Task directions:
Below are records; print only the lines from the line containing "Transcribe the text in this document." to the end, both included, reproduced exactly and without the pictures.

Records shown:
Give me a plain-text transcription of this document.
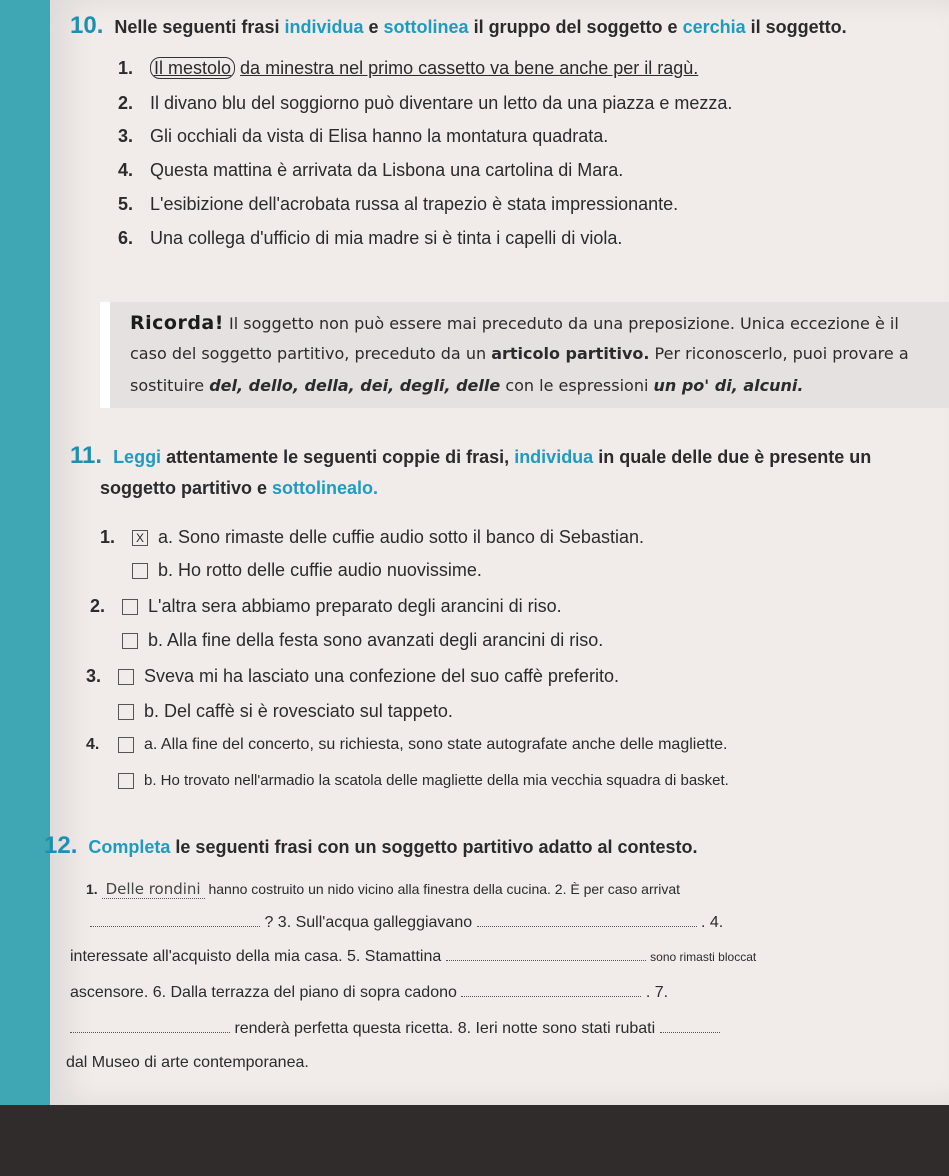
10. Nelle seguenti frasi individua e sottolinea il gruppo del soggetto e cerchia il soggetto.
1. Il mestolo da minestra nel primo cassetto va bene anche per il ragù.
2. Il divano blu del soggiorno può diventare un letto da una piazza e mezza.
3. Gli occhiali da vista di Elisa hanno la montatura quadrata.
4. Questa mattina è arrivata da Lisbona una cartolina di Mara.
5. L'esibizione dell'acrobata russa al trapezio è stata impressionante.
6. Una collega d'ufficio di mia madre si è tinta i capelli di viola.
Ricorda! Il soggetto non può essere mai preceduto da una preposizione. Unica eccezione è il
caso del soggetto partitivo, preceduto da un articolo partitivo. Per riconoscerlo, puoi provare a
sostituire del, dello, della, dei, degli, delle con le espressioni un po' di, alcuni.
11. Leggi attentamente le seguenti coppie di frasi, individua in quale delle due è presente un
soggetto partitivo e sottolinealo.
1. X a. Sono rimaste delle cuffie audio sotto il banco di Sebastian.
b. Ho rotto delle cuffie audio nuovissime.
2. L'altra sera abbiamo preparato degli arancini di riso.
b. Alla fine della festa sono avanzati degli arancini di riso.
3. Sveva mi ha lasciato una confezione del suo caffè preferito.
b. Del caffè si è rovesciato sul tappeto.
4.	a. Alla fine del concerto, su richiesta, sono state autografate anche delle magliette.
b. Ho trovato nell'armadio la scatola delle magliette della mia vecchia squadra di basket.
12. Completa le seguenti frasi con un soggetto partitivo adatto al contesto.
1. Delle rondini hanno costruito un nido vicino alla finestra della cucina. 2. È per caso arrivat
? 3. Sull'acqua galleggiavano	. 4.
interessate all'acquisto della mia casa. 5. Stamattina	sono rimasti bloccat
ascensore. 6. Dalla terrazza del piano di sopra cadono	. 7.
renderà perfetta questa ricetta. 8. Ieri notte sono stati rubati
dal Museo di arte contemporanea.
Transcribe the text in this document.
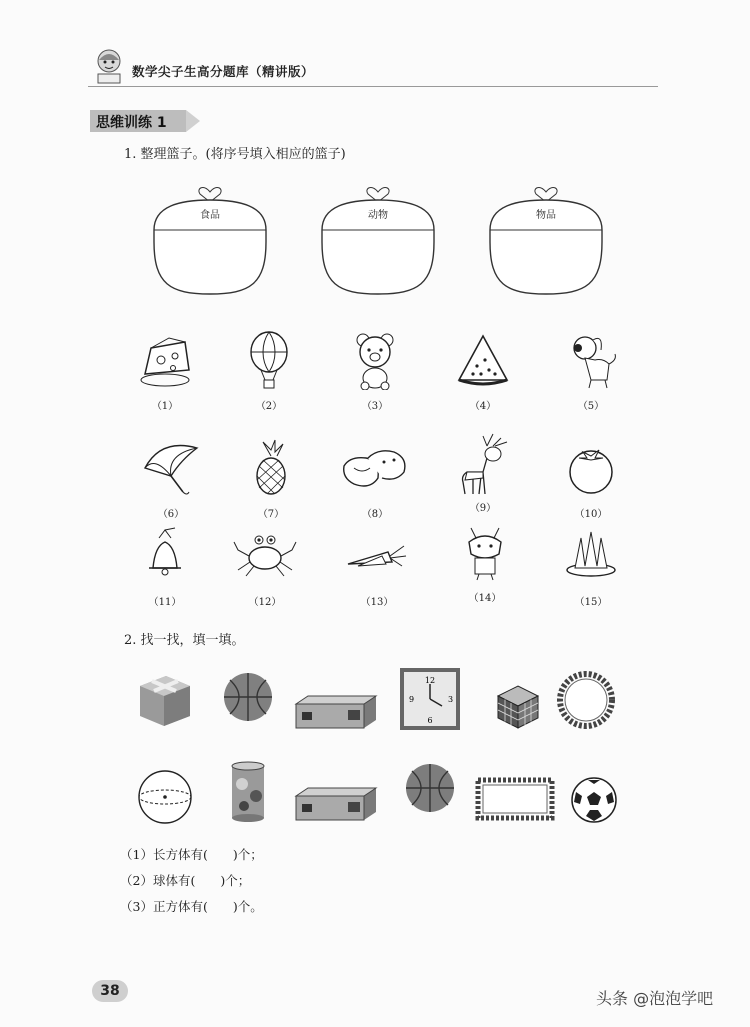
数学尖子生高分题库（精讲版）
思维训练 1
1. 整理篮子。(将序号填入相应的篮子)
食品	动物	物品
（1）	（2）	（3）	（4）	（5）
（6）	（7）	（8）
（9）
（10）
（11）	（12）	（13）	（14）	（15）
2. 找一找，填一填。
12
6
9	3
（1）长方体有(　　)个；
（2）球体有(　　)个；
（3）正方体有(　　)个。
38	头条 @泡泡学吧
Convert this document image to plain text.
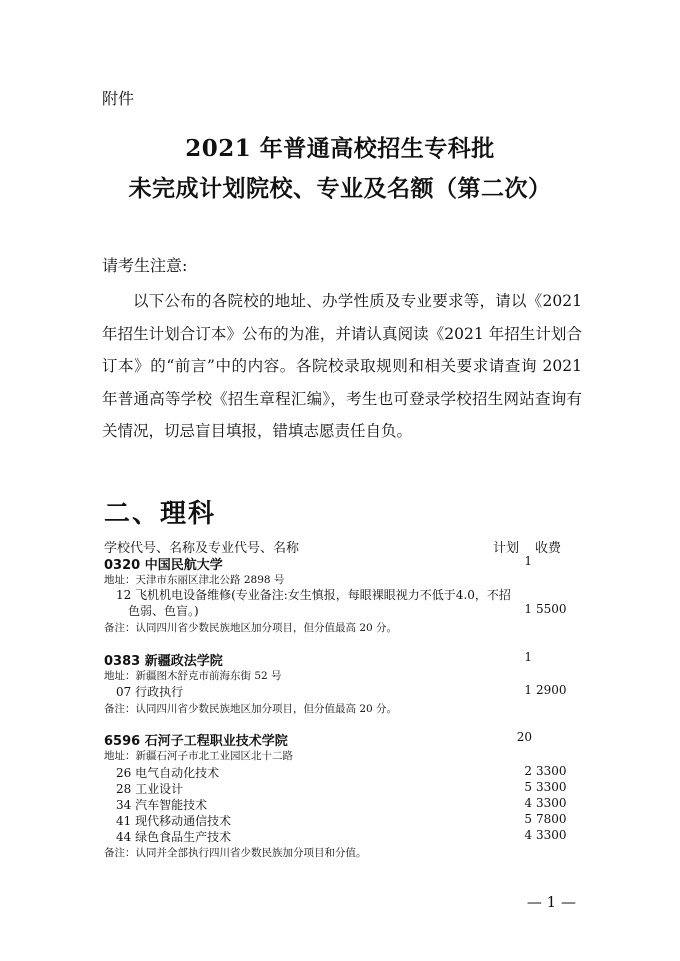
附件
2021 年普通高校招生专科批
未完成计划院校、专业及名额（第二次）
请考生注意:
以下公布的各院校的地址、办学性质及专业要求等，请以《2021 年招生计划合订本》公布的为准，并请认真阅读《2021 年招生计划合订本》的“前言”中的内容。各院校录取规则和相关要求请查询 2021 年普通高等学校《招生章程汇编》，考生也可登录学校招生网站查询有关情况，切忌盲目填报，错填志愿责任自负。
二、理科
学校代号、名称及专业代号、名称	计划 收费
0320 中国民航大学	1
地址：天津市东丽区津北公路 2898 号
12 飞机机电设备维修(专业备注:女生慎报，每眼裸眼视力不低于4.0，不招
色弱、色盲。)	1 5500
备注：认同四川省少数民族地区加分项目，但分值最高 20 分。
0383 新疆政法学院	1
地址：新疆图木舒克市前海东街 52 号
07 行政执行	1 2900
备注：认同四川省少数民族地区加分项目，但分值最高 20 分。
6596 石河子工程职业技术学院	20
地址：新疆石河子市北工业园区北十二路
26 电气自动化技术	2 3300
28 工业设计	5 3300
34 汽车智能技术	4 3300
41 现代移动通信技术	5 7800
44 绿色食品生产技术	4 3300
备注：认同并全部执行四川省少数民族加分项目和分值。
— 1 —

Task solution:
Transcribe the text in this document.
数学尖子生高分题库（精讲版）
思维训练 1
1. 整理篮子。(将序号填入相应的篮子)
食品	动物	物品
（1）	（2）	（3）	（4）	（5）
（6）	（7）	（8）
（9）
（10）
（11）	（12）	（13）	（14）	（15）
2. 找一找，填一填。
12
6
9	3
（1）长方体有(　　)个；
（2）球体有(　　)个；
（3）正方体有(　　)个。
38	头条 @泡泡学吧
Convert this document image to plain text.
附件
2021 年普通高校招生专科批
未完成计划院校、专业及名额（第二次）
请考生注意:
以下公布的各院校的地址、办学性质及专业要求等，请以《2021 年招生计划合订本》公布的为准，并请认真阅读《2021 年招生计划合订本》的“前言”中的内容。各院校录取规则和相关要求请查询 2021 年普通高等学校《招生章程汇编》，考生也可登录学校招生网站查询有关情况，切忌盲目填报，错填志愿责任自负。
二、理科
学校代号、名称及专业代号、名称	计划 收费
0320 中国民航大学	1
地址：天津市东丽区津北公路 2898 号
12 飞机机电设备维修(专业备注:女生慎报，每眼裸眼视力不低于4.0，不招
色弱、色盲。)	1 5500
备注：认同四川省少数民族地区加分项目，但分值最高 20 分。
0383 新疆政法学院	1
地址：新疆图木舒克市前海东街 52 号
07 行政执行	1 2900
备注：认同四川省少数民族地区加分项目，但分值最高 20 分。
6596 石河子工程职业技术学院	20
地址：新疆石河子市北工业园区北十二路
26 电气自动化技术	2 3300
28 工业设计	5 3300
34 汽车智能技术	4 3300
41 现代移动通信技术	5 7800
44 绿色食品生产技术	4 3300
备注：认同并全部执行四川省少数民族加分项目和分值。
— 1 —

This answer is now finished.